■ **What this task involves**: Output each line of the items below as a Markdown table with two columns, "Row" for a running row number and "Line" for the line itself. Skip blank lines, and leave the pictures out of the table.

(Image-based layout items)
────────────────
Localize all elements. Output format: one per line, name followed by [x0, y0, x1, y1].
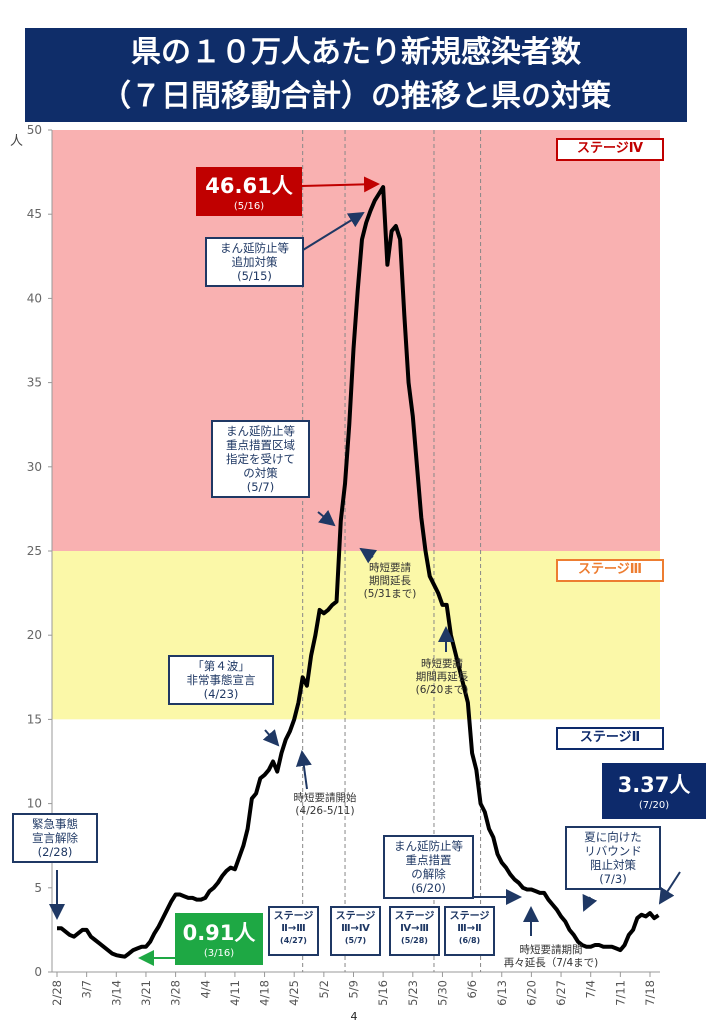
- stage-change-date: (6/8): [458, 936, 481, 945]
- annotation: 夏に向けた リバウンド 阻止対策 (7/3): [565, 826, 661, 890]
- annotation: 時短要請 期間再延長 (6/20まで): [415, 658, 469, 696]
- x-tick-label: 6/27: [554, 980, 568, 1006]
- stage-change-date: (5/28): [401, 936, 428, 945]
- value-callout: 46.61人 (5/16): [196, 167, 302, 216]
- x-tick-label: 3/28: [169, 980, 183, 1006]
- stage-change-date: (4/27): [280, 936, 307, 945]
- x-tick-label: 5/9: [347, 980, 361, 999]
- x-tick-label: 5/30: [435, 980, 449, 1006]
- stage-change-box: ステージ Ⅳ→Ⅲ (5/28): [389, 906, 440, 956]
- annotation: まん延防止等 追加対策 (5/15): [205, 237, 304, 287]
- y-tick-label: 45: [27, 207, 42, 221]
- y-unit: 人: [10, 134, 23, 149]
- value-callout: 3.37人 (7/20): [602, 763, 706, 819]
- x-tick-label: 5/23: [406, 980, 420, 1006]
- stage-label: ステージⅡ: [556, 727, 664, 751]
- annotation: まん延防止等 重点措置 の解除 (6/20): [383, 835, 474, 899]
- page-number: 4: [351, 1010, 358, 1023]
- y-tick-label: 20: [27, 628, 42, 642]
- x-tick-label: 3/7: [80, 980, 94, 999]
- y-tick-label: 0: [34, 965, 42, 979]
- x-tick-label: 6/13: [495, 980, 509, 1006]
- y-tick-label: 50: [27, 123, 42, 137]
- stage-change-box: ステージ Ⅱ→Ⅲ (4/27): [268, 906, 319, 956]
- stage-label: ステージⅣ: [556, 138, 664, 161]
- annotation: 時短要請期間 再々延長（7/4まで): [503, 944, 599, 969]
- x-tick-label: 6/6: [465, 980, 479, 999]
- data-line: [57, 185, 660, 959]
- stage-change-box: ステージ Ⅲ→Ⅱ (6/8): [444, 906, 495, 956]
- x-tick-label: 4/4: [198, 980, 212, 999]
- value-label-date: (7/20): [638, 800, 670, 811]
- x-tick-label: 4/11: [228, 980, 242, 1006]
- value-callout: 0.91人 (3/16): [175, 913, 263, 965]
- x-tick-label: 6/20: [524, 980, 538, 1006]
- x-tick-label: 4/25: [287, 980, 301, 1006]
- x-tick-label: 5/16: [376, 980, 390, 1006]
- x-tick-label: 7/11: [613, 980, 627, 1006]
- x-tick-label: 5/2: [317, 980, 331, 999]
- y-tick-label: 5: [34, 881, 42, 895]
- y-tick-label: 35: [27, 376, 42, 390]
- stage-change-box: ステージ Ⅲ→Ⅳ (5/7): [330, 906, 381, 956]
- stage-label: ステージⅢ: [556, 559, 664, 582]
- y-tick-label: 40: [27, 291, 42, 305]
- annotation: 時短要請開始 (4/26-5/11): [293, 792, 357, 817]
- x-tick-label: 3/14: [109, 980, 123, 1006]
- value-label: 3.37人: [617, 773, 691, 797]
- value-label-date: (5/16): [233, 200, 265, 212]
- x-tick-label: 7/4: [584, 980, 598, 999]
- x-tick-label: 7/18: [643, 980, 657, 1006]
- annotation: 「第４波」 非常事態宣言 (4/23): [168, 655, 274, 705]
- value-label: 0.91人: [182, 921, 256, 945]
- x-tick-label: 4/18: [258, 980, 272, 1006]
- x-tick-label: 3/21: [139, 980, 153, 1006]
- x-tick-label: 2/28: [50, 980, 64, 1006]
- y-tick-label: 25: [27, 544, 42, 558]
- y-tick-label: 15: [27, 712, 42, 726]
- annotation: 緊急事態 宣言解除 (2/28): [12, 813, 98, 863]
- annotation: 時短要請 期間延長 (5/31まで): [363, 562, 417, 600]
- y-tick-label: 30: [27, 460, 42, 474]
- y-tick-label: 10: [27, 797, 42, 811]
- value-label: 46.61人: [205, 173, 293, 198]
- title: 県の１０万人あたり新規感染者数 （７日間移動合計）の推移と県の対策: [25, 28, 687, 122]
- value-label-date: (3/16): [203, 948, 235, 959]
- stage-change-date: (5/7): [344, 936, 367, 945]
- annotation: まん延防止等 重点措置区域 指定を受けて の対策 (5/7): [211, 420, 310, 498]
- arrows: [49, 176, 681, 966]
────────────────
■ **Full output**:
| Row | Line |
|---|---|
| 1 | Localize all elements. Output format: one per line, name followed by [x0, y0, x1, y1]. |
| 2 | - stage-change-date: (6/8): [458, 936, 481, 945] |
| 3 | - annotation: 夏に向けた リバウンド 阻止対策 (7/3): [565, 826, 661, 890] |
| 4 | - annotation: 時短要請 期間再延長 (6/20まで): [415, 658, 469, 696] |
| 5 | - x-tick-label: 6/27: [554, 980, 568, 1006] |
| 6 | - stage-change-date: (5/28): [401, 936, 428, 945] |
| 7 | - value-callout: 46.61人 (5/16): [196, 167, 302, 216] |
| 8 | - x-tick-label: 3/28: [169, 980, 183, 1006] |
| 9 | - stage-change-date: (4/27): [280, 936, 307, 945] |
| 10 | - x-tick-label: 5/9: [347, 980, 361, 999] |
| 11 | - x-tick-label: 5/30: [435, 980, 449, 1006] |
| 12 | - stage-change-box: ステージ Ⅳ→Ⅲ (5/28): [389, 906, 440, 956] |
| 13 | - annotation: まん延防止等 追加対策 (5/15): [205, 237, 304, 287] |
| 14 | - y-tick-label: 45: [27, 207, 42, 221] |
| 15 | - y-unit: 人: [10, 134, 23, 149] |
| 16 | - value-callout: 3.37人 (7/20): [602, 763, 706, 819] |
| 17 | - x-tick-label: 5/23: [406, 980, 420, 1006] |
| 18 | - stage-label: ステージⅡ: [556, 727, 664, 751] |
| 19 | - annotation: まん延防止等 重点措置 の解除 (6/20): [383, 835, 474, 899] |
| 20 | - page-number: 4: [351, 1010, 358, 1023] |
| 21 | - y-tick-label: 20: [27, 628, 42, 642] |
| 22 | - x-tick-label: 3/7: [80, 980, 94, 999] |
| 23 | - y-tick-label: 0: [34, 965, 42, 979] |
| 24 | - x-tick-label: 6/13: [495, 980, 509, 1006] |
| 25 | - y-tick-label: 50: [27, 123, 42, 137] |
| 26 | - stage-change-box: ステージ Ⅱ→Ⅲ (4/27): [268, 906, 319, 956] |
| 27 | - stage-label: ステージⅣ: [556, 138, 664, 161] |
| 28 | - annotation: 時短要請期間 再々延長（7/4まで): [503, 944, 599, 969] |
| 29 | - x-tick-label: 6/6: [465, 980, 479, 999] |
| 30 | - data-line: [57, 185, 660, 959] |
| 31 | - stage-change-box: ステージ Ⅲ→Ⅱ (6/8): [444, 906, 495, 956] |
| 32 | - x-tick-label: 4/4: [198, 980, 212, 999] |
| 33 | - value-label-date: (7/20): [638, 800, 670, 811] |
| 34 | - x-tick-label: 4/11: [228, 980, 242, 1006] |
| 35 | - value-callout: 0.91人 (3/16): [175, 913, 263, 965] |
| 36 | - x-tick-label: 6/20: [524, 980, 538, 1006] |
| 37 | - x-tick-label: 4/25: [287, 980, 301, 1006] |
| 38 | - x-tick-label: 5/16: [376, 980, 390, 1006] |
| 39 | - x-tick-label: 7/11: [613, 980, 627, 1006] |
| 40 | - x-tick-label: 5/2: [317, 980, 331, 999] |
| 41 | - y-tick-label: 5: [34, 881, 42, 895] |
| 42 | - y-tick-label: 35: [27, 376, 42, 390] |
| 43 | - stage-change-box: ステージ Ⅲ→Ⅳ (5/7): [330, 906, 381, 956] |
| 44 | - stage-label: ステージⅢ: [556, 559, 664, 582] |
| 45 | - y-tick-label: 40: [27, 291, 42, 305] |
| 46 | - annotation: 時短要請開始 (4/26-5/11): [293, 792, 357, 817] |
| 47 | - x-tick-label: 3/14: [109, 980, 123, 1006] |
| 48 | - value-label: 3.37人: [617, 773, 691, 797] |
| 49 | - value-label-date: (5/16): [233, 200, 265, 212] |
| 50 | - x-tick-label: 7/4: [584, 980, 598, 999] |
| 51 | - x-tick-label: 7/18: [643, 980, 657, 1006] |
| 52 | - annotation: 「第４波」 非常事態宣言 (4/23): [168, 655, 274, 705] |
| 53 | - value-label: 0.91人: [182, 921, 256, 945] |
| 54 | - x-tick-label: 4/18: [258, 980, 272, 1006] |
| 55 | - x-tick-label: 3/21: [139, 980, 153, 1006] |
| 56 | - x-tick-label: 2/28: [50, 980, 64, 1006] |
| 57 | - y-tick-label: 25: [27, 544, 42, 558] |
| 58 | - y-tick-label: 15: [27, 712, 42, 726] |
| 59 | - annotation: 緊急事態 宣言解除 (2/28): [12, 813, 98, 863] |
| 60 | - annotation: 時短要請 期間延長 (5/31まで): [363, 562, 417, 600] |
| 61 | - y-tick-label: 30: [27, 460, 42, 474] |
| 62 | - y-tick-label: 10: [27, 797, 42, 811] |
| 63 | - value-label: 46.61人: [205, 173, 293, 198] |
| 64 | - title: 県の１０万人あたり新規感染者数 （７日間移動合計）の推移と県の対策: [25, 28, 687, 122] |
| 65 | - value-label-date: (3/16): [203, 948, 235, 959] |
| 66 | - stage-change-date: (5/7): [344, 936, 367, 945] |
| 67 | - annotation: まん延防止等 重点措置区域 指定を受けて の対策 (5/7): [211, 420, 310, 498] |
| 68 | - arrows: [49, 176, 681, 966] |